* **THE EXERCISE**
Find all lines in the listing that include the word "title", then copy them.

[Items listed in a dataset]

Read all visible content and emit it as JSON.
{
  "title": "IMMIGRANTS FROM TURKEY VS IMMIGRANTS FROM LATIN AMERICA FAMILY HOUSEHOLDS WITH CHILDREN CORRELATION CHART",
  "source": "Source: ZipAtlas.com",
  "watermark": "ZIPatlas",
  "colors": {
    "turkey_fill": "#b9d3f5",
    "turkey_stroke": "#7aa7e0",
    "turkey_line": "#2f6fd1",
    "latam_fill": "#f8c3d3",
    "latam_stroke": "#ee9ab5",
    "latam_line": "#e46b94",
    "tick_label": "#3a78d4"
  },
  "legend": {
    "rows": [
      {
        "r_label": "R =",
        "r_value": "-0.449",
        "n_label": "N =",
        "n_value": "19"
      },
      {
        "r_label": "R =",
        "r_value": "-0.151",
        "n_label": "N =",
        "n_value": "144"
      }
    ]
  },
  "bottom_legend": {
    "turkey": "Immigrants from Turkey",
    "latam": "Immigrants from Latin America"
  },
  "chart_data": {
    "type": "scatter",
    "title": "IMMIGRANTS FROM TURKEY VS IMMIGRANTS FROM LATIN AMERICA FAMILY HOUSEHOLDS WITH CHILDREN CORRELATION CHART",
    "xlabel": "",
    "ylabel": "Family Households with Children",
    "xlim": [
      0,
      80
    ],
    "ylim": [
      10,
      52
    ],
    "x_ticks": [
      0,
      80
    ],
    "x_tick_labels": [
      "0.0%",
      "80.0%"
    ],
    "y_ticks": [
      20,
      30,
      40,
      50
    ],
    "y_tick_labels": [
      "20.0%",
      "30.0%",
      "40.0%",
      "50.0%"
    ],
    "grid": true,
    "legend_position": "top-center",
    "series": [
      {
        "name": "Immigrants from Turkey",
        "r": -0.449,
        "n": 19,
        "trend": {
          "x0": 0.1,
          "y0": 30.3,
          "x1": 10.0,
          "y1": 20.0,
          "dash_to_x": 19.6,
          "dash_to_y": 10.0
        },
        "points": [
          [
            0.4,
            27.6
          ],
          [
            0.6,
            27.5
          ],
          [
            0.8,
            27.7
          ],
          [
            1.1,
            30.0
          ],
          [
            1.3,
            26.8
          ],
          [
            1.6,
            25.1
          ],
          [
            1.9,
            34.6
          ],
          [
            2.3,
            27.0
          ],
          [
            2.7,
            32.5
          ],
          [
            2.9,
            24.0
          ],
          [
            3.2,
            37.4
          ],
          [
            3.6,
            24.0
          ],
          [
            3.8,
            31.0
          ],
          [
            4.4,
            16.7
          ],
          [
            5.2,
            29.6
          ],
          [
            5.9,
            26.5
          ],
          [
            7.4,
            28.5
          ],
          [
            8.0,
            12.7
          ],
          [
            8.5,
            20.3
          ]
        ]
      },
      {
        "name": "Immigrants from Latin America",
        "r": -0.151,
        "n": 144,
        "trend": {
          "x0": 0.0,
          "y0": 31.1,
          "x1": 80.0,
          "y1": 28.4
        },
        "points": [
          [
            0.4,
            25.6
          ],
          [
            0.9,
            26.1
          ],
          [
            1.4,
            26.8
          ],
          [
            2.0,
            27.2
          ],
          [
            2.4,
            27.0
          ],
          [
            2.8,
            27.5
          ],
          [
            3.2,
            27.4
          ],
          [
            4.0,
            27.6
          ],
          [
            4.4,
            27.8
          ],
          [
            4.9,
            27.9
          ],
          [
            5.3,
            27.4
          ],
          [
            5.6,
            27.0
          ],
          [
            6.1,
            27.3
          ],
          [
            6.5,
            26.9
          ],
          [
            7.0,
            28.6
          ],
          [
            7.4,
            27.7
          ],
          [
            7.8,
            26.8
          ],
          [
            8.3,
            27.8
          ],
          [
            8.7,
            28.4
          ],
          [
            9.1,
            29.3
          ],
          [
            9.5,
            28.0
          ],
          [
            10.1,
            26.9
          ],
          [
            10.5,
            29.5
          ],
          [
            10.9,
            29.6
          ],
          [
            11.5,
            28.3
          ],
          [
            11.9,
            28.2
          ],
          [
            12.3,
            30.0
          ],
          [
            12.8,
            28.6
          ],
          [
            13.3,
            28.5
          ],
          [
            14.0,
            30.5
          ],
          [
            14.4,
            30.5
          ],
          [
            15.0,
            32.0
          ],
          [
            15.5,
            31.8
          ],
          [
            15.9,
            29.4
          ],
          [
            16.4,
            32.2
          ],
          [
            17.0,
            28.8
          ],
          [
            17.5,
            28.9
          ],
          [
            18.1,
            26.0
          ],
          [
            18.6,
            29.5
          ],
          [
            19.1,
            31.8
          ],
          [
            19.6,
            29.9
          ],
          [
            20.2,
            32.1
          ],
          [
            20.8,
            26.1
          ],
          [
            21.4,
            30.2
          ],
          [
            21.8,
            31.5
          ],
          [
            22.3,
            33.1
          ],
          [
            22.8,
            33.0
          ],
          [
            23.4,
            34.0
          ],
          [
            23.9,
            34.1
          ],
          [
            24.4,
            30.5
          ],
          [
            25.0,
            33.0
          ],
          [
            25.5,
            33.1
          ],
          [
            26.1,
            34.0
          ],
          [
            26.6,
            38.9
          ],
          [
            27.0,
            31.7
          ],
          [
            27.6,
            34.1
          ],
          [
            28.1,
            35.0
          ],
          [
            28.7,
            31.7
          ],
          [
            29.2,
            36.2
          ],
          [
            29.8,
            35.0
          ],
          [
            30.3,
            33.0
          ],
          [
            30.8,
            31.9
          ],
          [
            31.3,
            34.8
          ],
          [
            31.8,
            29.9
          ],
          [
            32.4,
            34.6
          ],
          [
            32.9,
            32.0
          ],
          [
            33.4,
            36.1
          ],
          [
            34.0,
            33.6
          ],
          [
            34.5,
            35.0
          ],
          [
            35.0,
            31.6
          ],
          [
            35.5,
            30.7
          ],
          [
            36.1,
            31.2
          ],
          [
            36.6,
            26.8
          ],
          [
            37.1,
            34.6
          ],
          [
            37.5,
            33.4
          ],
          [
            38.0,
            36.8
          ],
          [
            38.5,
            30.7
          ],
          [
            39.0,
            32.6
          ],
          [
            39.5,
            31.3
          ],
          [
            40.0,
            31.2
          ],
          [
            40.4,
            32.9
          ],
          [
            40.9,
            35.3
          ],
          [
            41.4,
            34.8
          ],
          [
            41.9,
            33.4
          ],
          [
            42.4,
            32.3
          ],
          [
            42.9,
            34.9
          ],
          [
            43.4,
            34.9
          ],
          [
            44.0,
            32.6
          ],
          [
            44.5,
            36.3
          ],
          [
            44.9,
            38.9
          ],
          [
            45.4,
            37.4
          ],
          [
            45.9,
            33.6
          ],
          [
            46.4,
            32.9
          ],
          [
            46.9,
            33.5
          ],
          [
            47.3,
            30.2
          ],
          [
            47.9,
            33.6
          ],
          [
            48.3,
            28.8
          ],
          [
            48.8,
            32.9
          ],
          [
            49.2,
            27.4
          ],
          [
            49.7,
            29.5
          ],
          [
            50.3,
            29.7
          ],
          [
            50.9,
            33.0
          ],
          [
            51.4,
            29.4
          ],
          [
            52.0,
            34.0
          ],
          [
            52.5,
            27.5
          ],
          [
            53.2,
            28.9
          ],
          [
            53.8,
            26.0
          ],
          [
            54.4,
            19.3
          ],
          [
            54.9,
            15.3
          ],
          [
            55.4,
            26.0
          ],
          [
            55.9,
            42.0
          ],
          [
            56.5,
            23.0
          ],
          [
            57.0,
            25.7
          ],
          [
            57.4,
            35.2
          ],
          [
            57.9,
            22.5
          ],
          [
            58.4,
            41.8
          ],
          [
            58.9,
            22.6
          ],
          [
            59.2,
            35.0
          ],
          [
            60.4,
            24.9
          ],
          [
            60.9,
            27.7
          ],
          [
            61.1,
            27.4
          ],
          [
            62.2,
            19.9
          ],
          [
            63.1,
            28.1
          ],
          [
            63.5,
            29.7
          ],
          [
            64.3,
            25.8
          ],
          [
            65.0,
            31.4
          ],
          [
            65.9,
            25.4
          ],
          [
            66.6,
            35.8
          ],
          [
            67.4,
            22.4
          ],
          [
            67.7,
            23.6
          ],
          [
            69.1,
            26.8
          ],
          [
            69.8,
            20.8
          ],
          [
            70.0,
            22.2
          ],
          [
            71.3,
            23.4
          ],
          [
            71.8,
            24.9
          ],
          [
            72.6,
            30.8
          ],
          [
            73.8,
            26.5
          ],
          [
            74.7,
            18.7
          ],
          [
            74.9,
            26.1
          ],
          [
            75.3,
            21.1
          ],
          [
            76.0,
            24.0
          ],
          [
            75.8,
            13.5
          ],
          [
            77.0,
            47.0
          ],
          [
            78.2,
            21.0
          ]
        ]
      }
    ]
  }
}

* **ANSWER TO THIS EXERCISE**
  "title": "IMMIGRANTS FROM TURKEY VS IMMIGRANTS FROM LATIN AMERICA FAMILY HOUSEHOLDS WITH CHILDREN CORRELATION CHART",
    "title": "IMMIGRANTS FROM TURKEY VS IMMIGRANTS FROM LATIN AMERICA FAMILY HOUSEHOLDS WITH CHILDREN CORRELATION CHART",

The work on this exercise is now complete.